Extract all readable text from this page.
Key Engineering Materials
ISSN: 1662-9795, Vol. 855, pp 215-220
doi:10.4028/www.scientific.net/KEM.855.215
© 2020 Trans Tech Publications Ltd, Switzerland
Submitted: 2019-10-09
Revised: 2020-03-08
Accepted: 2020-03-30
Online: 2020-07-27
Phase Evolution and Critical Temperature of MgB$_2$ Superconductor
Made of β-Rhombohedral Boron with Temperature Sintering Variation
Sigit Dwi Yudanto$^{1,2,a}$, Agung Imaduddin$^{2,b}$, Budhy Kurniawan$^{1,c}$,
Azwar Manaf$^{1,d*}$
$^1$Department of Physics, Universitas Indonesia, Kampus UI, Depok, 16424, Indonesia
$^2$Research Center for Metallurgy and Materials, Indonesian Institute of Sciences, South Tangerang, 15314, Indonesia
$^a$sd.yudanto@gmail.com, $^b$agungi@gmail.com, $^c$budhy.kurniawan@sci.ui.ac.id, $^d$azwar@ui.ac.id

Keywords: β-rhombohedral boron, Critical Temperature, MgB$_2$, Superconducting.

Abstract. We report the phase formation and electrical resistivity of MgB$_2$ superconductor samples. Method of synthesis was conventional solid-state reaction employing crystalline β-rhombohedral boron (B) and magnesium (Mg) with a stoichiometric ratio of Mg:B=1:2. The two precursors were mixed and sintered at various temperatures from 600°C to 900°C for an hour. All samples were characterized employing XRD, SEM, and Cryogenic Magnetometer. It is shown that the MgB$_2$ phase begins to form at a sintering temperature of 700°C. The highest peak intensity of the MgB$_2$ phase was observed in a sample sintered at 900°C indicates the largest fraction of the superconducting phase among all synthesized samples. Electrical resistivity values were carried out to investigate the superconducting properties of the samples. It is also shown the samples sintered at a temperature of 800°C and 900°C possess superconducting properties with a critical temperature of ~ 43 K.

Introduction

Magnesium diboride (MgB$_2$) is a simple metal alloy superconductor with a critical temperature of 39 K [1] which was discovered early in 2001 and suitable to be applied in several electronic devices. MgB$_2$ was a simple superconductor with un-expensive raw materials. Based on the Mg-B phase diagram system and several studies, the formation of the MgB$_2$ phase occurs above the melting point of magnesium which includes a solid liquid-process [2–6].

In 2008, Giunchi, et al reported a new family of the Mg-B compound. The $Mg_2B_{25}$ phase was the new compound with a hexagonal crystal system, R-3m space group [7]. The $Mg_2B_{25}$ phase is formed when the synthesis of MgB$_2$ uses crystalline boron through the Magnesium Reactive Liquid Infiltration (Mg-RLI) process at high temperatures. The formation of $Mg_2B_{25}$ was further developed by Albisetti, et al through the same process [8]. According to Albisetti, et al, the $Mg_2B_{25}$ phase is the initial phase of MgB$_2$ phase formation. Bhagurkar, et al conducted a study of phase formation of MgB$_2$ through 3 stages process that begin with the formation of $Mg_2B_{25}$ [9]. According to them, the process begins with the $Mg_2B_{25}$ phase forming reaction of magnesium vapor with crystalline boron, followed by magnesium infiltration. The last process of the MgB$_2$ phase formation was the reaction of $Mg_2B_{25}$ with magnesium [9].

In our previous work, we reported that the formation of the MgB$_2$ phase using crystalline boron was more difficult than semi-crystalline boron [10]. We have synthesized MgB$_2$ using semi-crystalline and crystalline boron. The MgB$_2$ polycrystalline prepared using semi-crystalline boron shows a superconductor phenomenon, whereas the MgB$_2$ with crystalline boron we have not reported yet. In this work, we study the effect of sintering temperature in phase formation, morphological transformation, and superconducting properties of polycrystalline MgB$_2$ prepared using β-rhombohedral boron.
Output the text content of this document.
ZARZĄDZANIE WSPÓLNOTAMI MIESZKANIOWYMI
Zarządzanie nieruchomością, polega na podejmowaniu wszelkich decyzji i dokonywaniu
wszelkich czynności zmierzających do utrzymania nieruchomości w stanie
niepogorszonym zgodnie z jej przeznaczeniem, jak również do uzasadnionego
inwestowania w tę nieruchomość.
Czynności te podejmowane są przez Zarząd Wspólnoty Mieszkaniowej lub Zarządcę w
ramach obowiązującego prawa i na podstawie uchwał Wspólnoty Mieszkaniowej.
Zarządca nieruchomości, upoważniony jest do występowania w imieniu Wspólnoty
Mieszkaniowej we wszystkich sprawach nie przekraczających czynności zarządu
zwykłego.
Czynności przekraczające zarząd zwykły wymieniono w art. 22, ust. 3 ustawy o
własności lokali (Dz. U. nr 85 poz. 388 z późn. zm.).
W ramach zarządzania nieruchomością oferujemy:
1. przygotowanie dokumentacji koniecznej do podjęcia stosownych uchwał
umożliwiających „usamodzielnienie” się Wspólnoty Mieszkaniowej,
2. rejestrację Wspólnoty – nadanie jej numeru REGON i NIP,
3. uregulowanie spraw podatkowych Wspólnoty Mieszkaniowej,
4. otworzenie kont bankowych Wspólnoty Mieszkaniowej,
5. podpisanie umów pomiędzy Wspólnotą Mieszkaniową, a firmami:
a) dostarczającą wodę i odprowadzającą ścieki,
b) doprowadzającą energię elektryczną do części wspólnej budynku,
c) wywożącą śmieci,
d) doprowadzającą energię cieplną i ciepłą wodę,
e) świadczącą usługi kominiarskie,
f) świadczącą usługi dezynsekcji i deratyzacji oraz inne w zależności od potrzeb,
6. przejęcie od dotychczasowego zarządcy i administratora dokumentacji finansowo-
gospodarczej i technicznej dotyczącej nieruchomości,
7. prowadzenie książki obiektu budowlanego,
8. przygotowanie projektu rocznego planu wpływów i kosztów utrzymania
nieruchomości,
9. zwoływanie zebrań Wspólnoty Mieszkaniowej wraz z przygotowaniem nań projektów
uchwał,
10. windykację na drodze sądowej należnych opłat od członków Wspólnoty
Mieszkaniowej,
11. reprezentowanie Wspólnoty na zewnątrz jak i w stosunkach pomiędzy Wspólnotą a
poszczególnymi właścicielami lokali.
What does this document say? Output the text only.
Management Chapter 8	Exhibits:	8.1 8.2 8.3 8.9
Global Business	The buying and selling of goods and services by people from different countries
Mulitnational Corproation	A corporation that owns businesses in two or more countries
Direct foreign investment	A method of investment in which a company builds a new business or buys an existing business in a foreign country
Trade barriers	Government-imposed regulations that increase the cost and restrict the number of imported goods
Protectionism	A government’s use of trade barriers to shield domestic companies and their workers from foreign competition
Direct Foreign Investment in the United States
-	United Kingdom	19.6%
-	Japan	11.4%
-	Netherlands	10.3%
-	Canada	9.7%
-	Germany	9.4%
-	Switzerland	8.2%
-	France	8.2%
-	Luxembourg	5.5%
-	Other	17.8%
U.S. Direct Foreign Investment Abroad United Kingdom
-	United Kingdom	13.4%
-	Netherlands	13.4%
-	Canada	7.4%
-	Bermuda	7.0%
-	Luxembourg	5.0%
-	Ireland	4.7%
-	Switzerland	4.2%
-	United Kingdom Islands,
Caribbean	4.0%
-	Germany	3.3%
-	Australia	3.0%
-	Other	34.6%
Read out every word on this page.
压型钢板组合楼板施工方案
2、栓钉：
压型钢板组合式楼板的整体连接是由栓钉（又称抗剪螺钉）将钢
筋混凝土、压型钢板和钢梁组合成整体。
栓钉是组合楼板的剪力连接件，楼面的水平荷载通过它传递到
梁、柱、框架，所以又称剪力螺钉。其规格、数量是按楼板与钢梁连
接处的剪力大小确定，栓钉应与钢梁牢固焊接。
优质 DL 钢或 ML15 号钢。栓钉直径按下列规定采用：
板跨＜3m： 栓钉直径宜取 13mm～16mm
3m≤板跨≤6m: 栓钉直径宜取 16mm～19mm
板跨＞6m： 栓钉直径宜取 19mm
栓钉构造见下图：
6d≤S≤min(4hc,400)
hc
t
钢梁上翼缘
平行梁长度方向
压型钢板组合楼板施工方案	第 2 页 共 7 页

---*---

WRITTEN TASK: Print again the material above, limited to the lines from the one holding "Read out every word on this page." through the last, inclusive.

ANSWER FOR THE TASK:
Read out every word on this page.
压型钢板组合楼板施工方案
2、栓钉：
压型钢板组合式楼板的整体连接是由栓钉（又称抗剪螺钉）将钢
筋混凝土、压型钢板和钢梁组合成整体。
栓钉是组合楼板的剪力连接件，楼面的水平荷载通过它传递到
梁、柱、框架，所以又称剪力螺钉。其规格、数量是按楼板与钢梁连
接处的剪力大小确定，栓钉应与钢梁牢固焊接。
优质 DL 钢或 ML15 号钢。栓钉直径按下列规定采用：
板跨＜3m： 栓钉直径宜取 13mm～16mm
3m≤板跨≤6m: 栓钉直径宜取 16mm～19mm
板跨＞6m： 栓钉直径宜取 19mm
栓钉构造见下图：
6d≤S≤min(4hc,400)
hc
t
钢梁上翼缘
平行梁长度方向
压型钢板组合楼板施工方案	第 2 页 共 7 页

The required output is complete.